- SET TASK: Which lines below hold the word "this"? Report each one.

------------------------------------

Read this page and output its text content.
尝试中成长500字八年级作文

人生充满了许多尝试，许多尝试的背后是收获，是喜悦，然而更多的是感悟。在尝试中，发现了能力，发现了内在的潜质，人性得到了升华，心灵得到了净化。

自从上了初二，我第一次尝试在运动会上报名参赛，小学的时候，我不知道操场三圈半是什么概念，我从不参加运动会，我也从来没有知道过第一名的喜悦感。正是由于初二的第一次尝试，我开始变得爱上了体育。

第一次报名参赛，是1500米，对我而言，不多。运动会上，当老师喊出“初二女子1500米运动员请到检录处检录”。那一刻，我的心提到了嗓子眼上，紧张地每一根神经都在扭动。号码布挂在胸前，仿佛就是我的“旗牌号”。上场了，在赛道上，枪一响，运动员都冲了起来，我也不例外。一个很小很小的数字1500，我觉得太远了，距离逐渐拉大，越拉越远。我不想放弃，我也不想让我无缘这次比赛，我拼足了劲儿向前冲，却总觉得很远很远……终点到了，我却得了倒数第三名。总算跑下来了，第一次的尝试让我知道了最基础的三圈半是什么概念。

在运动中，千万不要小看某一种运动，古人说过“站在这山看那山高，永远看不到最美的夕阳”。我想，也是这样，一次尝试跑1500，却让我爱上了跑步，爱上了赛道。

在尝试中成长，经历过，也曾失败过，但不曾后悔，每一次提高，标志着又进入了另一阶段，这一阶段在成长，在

------------------------------------

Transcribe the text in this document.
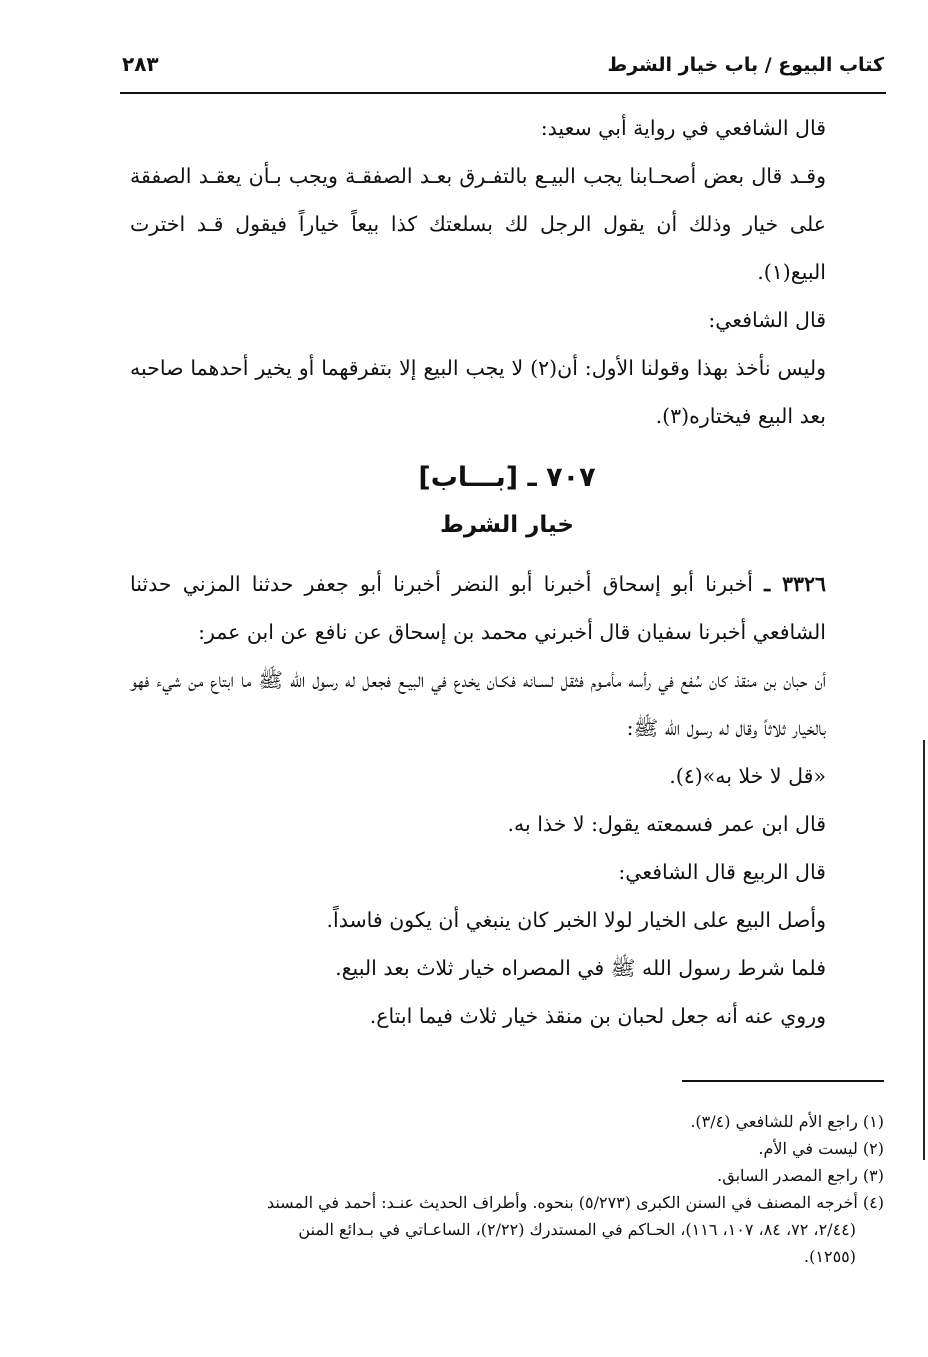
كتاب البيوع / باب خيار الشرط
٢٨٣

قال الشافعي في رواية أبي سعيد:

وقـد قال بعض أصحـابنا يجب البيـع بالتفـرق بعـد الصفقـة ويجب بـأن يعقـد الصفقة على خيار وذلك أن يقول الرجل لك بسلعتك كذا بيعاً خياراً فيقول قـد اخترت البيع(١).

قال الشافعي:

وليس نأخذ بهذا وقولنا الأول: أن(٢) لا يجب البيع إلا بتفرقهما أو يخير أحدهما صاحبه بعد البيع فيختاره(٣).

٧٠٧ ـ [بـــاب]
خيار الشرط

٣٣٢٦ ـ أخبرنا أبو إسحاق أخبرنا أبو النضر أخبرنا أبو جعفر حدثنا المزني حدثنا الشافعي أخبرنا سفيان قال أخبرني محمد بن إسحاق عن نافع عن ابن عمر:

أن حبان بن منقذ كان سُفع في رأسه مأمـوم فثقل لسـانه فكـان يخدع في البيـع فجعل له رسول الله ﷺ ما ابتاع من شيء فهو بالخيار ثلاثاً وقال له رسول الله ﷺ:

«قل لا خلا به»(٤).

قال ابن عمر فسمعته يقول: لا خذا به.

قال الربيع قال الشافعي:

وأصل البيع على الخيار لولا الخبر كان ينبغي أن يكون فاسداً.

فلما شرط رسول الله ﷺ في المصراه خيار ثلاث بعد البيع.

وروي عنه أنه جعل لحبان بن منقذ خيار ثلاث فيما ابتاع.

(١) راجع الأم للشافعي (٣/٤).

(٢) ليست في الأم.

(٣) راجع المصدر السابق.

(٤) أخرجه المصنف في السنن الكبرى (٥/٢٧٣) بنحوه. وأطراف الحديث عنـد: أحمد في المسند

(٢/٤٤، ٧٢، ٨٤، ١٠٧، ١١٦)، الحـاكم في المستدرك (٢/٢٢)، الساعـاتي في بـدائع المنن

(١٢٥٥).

------------------------------------

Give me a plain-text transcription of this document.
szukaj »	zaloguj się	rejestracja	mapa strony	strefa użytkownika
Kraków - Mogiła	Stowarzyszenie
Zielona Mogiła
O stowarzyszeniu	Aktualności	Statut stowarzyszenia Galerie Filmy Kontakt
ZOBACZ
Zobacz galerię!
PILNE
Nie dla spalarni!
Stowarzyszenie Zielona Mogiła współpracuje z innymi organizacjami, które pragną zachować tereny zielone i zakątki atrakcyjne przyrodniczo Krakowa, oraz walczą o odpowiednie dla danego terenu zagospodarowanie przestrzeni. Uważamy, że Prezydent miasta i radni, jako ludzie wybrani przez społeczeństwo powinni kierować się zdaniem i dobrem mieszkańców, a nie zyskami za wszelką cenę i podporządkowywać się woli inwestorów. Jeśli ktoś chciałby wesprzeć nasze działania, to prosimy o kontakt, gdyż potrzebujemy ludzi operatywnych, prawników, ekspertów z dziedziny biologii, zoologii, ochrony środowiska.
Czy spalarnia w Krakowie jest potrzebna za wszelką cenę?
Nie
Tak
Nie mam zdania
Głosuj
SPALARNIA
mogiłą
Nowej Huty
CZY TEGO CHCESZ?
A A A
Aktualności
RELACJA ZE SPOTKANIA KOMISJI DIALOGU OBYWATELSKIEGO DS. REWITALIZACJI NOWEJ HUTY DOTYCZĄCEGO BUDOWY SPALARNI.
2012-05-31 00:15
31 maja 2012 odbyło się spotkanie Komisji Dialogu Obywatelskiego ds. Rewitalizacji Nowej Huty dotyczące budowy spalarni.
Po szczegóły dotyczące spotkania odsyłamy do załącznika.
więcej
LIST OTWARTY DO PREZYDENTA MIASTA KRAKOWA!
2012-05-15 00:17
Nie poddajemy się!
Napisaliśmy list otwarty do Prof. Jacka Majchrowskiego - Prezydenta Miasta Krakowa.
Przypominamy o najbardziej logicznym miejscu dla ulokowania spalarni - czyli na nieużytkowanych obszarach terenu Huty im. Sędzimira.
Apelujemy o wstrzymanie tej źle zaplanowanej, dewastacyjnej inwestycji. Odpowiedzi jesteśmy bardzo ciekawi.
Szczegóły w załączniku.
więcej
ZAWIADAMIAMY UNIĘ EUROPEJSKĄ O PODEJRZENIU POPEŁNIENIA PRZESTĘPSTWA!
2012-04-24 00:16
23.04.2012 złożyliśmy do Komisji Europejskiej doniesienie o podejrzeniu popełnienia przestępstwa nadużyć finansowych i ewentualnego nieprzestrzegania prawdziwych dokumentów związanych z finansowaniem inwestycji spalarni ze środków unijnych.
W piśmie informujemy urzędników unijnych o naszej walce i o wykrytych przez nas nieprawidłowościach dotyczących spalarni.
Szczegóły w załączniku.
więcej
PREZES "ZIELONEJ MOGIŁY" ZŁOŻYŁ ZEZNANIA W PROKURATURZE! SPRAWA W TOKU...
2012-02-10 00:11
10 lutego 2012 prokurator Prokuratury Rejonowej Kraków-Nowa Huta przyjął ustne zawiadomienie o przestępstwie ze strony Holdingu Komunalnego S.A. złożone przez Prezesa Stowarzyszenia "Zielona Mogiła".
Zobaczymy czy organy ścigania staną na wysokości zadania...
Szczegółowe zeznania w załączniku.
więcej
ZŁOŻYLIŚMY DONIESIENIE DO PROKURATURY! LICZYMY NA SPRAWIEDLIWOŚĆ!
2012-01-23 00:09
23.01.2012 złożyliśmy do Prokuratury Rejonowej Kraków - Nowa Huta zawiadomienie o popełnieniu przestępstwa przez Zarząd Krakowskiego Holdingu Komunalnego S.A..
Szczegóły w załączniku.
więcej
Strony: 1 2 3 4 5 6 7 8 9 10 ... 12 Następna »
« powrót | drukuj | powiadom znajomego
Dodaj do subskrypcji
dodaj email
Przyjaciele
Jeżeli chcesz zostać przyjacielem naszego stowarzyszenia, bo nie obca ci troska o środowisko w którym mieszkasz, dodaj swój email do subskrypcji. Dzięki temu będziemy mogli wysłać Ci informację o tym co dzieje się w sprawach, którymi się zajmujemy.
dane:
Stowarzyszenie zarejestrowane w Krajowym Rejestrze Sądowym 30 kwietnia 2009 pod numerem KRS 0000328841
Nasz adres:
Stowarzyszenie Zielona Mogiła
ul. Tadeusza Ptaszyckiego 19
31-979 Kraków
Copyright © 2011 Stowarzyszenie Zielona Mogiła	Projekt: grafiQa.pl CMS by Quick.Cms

------------------------------------

- ANSWER FOR THE TASK:
Read this page and output its text content.
Transcribe the text in this document.
Give me a plain-text transcription of this document.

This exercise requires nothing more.